_ENTRIES_
• • • • • • •
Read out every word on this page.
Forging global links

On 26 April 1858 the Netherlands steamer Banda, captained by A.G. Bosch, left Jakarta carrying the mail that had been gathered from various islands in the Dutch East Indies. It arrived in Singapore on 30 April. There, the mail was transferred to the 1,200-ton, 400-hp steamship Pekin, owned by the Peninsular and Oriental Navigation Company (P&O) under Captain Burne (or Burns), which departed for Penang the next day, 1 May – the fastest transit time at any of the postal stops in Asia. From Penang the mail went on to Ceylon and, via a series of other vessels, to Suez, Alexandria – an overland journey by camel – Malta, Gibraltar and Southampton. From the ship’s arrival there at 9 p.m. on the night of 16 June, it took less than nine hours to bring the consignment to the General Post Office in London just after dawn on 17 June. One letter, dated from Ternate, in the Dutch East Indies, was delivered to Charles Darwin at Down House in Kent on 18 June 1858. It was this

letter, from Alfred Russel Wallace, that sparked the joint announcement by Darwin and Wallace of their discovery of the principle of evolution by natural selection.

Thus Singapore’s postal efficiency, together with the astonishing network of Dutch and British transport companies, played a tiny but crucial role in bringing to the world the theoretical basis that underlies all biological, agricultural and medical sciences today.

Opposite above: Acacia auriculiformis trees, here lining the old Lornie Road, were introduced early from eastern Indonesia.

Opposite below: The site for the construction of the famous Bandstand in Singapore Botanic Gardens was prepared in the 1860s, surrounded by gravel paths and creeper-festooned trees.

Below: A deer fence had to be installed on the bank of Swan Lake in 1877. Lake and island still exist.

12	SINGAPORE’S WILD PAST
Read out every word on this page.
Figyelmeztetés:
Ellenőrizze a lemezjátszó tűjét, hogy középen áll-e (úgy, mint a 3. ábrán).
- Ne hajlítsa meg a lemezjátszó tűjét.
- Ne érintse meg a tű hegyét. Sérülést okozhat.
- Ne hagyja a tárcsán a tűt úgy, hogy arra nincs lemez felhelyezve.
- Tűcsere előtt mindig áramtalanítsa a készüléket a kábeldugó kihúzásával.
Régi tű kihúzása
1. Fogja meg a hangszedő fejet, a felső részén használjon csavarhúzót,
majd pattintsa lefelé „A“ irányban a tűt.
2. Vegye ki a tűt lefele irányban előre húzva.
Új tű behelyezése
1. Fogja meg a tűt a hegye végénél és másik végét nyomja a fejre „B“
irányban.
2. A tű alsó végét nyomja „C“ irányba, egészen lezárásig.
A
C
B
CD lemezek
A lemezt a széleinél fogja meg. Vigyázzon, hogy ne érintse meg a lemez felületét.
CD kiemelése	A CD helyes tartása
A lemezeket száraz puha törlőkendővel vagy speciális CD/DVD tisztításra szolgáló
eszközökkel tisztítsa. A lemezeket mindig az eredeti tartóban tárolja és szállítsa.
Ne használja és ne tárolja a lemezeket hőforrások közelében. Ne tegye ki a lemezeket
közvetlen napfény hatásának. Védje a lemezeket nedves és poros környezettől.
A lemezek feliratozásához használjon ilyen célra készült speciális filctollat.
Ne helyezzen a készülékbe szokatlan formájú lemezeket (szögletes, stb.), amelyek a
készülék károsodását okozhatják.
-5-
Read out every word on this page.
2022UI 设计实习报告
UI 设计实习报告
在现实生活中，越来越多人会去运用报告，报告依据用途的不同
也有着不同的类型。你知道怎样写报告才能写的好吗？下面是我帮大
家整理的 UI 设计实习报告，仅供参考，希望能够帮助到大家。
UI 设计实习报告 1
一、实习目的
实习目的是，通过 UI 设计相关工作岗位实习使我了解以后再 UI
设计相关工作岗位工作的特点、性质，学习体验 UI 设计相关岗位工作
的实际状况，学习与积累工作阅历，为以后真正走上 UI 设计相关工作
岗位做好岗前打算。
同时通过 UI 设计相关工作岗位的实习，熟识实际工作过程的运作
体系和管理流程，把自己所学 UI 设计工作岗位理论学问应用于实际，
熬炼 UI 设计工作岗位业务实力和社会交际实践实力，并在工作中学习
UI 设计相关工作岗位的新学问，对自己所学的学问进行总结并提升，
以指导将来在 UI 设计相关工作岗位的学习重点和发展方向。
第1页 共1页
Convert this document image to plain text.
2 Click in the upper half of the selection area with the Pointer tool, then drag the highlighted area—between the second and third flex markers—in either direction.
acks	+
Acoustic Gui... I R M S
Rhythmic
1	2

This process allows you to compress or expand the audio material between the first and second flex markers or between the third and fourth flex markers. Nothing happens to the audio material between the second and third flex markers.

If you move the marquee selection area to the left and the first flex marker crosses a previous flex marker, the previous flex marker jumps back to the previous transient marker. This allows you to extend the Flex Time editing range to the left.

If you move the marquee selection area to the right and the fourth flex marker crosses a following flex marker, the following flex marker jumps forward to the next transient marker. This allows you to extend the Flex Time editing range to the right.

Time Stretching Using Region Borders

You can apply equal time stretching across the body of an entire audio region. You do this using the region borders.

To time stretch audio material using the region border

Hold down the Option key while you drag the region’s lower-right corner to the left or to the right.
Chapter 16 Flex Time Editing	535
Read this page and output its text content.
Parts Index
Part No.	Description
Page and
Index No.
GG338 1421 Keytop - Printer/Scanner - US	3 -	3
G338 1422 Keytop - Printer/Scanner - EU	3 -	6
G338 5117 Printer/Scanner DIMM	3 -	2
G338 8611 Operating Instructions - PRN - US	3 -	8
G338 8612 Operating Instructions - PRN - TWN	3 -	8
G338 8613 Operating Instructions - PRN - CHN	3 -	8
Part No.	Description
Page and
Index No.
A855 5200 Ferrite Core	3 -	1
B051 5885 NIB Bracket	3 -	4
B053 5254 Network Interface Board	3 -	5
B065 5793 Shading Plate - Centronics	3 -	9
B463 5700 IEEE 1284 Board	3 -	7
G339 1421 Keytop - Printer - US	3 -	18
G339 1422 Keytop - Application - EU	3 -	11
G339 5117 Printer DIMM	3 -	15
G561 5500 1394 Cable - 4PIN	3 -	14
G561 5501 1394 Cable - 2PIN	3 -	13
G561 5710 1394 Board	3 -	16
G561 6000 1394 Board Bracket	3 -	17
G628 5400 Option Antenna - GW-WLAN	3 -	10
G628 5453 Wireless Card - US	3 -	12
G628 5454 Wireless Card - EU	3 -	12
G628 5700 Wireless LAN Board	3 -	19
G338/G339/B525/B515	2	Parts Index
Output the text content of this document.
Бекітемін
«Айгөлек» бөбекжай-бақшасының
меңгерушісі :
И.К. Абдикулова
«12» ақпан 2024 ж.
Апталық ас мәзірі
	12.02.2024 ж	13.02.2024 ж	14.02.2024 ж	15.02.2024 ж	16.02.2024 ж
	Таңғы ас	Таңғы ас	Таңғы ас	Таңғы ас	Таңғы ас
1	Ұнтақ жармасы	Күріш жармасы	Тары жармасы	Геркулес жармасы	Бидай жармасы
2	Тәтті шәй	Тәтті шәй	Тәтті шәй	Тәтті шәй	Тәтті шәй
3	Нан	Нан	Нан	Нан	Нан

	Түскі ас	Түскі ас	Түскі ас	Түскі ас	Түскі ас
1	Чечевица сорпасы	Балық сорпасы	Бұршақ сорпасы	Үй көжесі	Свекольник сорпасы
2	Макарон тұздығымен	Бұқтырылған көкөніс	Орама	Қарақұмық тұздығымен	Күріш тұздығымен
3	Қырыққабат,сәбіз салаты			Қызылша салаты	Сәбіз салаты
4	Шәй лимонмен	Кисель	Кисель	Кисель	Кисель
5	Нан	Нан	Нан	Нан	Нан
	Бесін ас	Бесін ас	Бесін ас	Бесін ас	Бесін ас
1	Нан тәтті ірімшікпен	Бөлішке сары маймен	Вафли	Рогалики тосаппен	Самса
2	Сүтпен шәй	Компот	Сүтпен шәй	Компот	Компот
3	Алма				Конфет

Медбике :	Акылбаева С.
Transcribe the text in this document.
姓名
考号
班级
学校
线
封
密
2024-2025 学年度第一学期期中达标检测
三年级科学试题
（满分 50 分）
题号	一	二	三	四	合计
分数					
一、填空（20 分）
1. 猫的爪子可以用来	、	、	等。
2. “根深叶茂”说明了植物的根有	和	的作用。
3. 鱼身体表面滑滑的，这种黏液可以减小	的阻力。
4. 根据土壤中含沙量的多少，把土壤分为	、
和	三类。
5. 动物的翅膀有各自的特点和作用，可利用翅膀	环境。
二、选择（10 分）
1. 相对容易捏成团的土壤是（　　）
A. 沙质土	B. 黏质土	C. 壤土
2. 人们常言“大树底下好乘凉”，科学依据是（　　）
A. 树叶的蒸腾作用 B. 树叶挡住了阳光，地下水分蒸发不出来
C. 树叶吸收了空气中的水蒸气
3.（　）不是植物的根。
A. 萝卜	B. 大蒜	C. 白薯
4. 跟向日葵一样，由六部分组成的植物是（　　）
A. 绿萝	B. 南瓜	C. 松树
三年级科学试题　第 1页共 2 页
• • • • • • •
_PROBLEM DETAILS_
Starting from the line containing "Transcribe the text in this document.", repeat each line through the end of the entries, exactly.

_SOLUTION_
Transcribe the text in this document.
姓名
考号
班级
学校
线
封
密
2024-2025 学年度第一学期期中达标检测
三年级科学试题
（满分 50 分）
题号	一	二	三	四	合计
分数					
一、填空（20 分）
1. 猫的爪子可以用来	、	、	等。
2. “根深叶茂”说明了植物的根有	和	的作用。
3. 鱼身体表面滑滑的，这种黏液可以减小	的阻力。
4. 根据土壤中含沙量的多少，把土壤分为	、
和	三类。
5. 动物的翅膀有各自的特点和作用，可利用翅膀	环境。
二、选择（10 分）
1. 相对容易捏成团的土壤是（　　）
A. 沙质土	B. 黏质土	C. 壤土
2. 人们常言“大树底下好乘凉”，科学依据是（　　）
A. 树叶的蒸腾作用 B. 树叶挡住了阳光，地下水分蒸发不出来
C. 树叶吸收了空气中的水蒸气
3.（　）不是植物的根。
A. 萝卜	B. 大蒜	C. 白薯
4. 跟向日葵一样，由六部分组成的植物是（　　）
A. 绿萝	B. 南瓜	C. 松树
三年级科学试题　第 1页共 2 页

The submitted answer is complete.